Your instructions →
Copy every line in which the string "that" occurs.

Data items:

┌────────

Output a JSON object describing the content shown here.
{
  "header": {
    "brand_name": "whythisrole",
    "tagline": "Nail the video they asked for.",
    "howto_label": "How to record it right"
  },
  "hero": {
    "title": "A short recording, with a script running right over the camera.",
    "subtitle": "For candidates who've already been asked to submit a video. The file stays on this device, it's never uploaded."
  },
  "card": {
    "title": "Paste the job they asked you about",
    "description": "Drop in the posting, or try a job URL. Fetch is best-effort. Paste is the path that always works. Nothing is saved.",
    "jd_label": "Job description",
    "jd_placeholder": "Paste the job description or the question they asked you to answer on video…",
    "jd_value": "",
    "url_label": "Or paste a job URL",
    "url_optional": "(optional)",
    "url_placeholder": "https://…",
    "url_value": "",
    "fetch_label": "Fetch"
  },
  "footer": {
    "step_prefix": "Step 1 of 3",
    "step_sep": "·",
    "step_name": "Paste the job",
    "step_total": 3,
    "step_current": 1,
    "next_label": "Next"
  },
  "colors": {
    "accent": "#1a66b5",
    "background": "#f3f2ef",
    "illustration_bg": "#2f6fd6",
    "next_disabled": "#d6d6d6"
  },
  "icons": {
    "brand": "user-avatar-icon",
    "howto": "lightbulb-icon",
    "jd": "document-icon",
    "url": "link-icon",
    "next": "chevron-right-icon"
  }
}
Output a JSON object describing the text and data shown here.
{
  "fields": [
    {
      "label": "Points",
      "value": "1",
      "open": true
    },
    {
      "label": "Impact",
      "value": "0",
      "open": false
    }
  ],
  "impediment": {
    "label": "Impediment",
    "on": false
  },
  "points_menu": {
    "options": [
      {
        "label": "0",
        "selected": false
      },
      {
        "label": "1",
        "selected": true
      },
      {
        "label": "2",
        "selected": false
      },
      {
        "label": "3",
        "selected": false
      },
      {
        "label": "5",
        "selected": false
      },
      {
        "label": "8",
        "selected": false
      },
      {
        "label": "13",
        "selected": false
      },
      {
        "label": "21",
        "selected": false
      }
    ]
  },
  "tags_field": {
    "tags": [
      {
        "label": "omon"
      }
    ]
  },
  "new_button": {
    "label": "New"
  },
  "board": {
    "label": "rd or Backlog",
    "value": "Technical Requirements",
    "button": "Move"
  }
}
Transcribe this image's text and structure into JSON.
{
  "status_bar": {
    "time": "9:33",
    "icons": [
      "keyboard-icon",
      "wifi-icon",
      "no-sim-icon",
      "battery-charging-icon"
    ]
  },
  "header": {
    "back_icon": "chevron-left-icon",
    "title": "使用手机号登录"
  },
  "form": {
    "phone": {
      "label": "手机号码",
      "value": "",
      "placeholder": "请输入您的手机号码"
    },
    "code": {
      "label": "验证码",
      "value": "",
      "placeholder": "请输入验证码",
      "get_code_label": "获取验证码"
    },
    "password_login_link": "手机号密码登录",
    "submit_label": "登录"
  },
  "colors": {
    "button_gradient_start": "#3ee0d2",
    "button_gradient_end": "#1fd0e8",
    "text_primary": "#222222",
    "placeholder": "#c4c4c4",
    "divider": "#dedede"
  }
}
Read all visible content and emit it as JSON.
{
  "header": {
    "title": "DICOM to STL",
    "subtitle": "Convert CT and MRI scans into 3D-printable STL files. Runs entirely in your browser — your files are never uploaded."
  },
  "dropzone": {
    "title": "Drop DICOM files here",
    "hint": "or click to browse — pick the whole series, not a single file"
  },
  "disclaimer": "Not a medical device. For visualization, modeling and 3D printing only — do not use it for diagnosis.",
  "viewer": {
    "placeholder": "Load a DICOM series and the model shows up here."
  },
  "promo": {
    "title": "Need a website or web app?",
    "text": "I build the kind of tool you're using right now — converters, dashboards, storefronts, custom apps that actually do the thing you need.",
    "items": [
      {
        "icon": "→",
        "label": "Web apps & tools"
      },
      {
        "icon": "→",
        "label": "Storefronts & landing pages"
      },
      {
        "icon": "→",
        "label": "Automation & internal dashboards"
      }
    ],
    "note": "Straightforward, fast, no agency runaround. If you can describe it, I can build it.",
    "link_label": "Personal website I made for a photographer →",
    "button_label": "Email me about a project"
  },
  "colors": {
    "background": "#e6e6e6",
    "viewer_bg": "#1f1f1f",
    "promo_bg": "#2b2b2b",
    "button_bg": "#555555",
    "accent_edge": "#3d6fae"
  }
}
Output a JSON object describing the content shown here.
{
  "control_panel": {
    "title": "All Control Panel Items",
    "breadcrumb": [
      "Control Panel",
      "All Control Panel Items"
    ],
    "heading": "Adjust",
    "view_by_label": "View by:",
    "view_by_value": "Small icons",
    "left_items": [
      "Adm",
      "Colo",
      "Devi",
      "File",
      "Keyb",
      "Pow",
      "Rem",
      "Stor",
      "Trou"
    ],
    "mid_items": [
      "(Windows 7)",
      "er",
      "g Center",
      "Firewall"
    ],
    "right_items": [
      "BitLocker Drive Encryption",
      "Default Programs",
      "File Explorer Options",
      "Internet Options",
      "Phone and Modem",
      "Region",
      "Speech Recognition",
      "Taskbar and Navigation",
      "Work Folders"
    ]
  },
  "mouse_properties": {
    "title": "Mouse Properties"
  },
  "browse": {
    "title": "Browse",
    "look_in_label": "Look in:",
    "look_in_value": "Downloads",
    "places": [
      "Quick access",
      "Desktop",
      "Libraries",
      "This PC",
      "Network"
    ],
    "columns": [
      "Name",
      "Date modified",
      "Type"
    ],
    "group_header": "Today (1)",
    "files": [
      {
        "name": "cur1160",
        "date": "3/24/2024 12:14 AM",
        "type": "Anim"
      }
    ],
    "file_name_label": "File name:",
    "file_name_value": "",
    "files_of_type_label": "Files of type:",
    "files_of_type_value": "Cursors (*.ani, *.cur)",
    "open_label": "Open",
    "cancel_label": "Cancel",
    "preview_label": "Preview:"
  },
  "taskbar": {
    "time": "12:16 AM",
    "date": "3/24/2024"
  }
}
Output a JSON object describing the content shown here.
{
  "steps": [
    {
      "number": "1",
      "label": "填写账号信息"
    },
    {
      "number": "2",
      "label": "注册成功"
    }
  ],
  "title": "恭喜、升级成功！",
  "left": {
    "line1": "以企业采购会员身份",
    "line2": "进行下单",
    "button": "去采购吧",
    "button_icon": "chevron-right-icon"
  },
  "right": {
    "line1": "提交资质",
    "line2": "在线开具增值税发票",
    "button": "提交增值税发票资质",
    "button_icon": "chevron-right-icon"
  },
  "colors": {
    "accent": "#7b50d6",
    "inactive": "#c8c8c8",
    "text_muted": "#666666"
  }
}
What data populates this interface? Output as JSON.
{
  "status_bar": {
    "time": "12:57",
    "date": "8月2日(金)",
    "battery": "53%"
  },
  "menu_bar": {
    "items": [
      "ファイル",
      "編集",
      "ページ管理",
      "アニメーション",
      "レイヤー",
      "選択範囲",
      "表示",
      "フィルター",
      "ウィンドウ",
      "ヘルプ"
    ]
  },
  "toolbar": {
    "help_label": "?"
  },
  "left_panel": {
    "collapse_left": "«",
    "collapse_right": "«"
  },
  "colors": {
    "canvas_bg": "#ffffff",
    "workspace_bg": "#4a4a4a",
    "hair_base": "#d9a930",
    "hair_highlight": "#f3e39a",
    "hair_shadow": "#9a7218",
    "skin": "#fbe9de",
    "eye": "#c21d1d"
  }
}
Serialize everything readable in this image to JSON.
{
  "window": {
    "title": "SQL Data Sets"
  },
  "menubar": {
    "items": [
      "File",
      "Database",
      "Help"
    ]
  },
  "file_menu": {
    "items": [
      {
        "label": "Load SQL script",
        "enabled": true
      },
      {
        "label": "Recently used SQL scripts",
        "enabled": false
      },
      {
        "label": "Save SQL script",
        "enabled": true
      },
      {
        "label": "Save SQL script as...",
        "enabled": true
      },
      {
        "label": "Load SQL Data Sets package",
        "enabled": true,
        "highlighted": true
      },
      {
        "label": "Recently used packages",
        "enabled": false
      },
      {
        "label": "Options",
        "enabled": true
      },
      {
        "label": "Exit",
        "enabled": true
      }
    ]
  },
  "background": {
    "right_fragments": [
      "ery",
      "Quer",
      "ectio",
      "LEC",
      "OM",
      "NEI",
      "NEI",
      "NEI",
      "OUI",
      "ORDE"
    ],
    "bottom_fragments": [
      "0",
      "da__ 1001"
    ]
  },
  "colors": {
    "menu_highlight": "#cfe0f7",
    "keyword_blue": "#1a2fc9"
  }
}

└────────

Result of the exercise →
    "description": "Drop in the posting, or try a job URL. Fetch is best-effort. Paste is the path that always works. Nothing is saved.",
    "text": "I build the kind of tool you're using right now — converters, dashboards, storefronts, custom apps that actually do the thing you need.",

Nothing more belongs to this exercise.